> [YOUR GOAL] Your task is to restate the data word for word.

> [INPUT]
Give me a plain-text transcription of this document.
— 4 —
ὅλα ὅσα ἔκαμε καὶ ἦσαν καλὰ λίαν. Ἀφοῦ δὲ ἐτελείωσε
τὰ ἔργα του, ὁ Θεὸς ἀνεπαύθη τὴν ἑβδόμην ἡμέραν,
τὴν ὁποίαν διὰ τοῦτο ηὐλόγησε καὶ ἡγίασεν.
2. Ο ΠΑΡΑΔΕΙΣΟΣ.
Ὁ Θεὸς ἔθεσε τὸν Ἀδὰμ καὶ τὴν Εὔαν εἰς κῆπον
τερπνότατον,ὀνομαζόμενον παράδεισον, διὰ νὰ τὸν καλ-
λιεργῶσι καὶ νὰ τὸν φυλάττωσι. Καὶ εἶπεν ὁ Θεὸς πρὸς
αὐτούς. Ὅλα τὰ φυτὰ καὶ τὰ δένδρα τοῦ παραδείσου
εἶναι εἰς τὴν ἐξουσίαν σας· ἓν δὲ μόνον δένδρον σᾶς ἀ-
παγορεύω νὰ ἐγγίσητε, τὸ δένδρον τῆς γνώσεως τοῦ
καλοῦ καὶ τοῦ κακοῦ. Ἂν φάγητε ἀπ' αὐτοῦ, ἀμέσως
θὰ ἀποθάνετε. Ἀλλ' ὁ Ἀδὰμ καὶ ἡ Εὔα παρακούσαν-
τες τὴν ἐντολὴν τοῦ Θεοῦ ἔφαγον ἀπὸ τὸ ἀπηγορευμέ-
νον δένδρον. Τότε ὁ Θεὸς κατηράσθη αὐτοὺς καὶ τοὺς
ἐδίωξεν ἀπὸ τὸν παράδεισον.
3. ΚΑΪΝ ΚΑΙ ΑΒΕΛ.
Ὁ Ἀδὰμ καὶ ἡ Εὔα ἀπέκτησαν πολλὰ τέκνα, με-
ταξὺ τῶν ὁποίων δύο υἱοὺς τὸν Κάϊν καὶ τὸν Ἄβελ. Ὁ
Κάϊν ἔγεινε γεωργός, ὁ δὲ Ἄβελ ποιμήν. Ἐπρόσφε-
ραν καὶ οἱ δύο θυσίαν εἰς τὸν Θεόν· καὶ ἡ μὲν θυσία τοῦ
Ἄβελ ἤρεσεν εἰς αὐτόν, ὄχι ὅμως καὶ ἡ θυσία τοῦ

> [COMPLETE RESPONSE]
Give me a plain-text transcription of this document.
— 4 —
ὅλα ὅσα ἔκαμε καὶ ἦσαν καλὰ λίαν. Ἀφοῦ δὲ ἐτελείωσε
τὰ ἔργα του, ὁ Θεὸς ἀνεπαύθη τὴν ἑβδόμην ἡμέραν,
τὴν ὁποίαν διὰ τοῦτο ηὐλόγησε καὶ ἡγίασεν.
2. Ο ΠΑΡΑΔΕΙΣΟΣ.
Ὁ Θεὸς ἔθεσε τὸν Ἀδὰμ καὶ τὴν Εὔαν εἰς κῆπον
τερπνότατον,ὀνομαζόμενον παράδεισον, διὰ νὰ τὸν καλ-
λιεργῶσι καὶ νὰ τὸν φυλάττωσι. Καὶ εἶπεν ὁ Θεὸς πρὸς
αὐτούς. Ὅλα τὰ φυτὰ καὶ τὰ δένδρα τοῦ παραδείσου
εἶναι εἰς τὴν ἐξουσίαν σας· ἓν δὲ μόνον δένδρον σᾶς ἀ-
παγορεύω νὰ ἐγγίσητε, τὸ δένδρον τῆς γνώσεως τοῦ
καλοῦ καὶ τοῦ κακοῦ. Ἂν φάγητε ἀπ' αὐτοῦ, ἀμέσως
θὰ ἀποθάνετε. Ἀλλ' ὁ Ἀδὰμ καὶ ἡ Εὔα παρακούσαν-
τες τὴν ἐντολὴν τοῦ Θεοῦ ἔφαγον ἀπὸ τὸ ἀπηγορευμέ-
νον δένδρον. Τότε ὁ Θεὸς κατηράσθη αὐτοὺς καὶ τοὺς
ἐδίωξεν ἀπὸ τὸν παράδεισον.
3. ΚΑΪΝ ΚΑΙ ΑΒΕΛ.
Ὁ Ἀδὰμ καὶ ἡ Εὔα ἀπέκτησαν πολλὰ τέκνα, με-
ταξὺ τῶν ὁποίων δύο υἱοὺς τὸν Κάϊν καὶ τὸν Ἄβελ. Ὁ
Κάϊν ἔγεινε γεωργός, ὁ δὲ Ἄβελ ποιμήν. Ἐπρόσφε-
ραν καὶ οἱ δύο θυσίαν εἰς τὸν Θεόν· καὶ ἡ μὲν θυσία τοῦ
Ἄβελ ἤρεσεν εἰς αὐτόν, ὄχι ὅμως καὶ ἡ θυσία τοῦ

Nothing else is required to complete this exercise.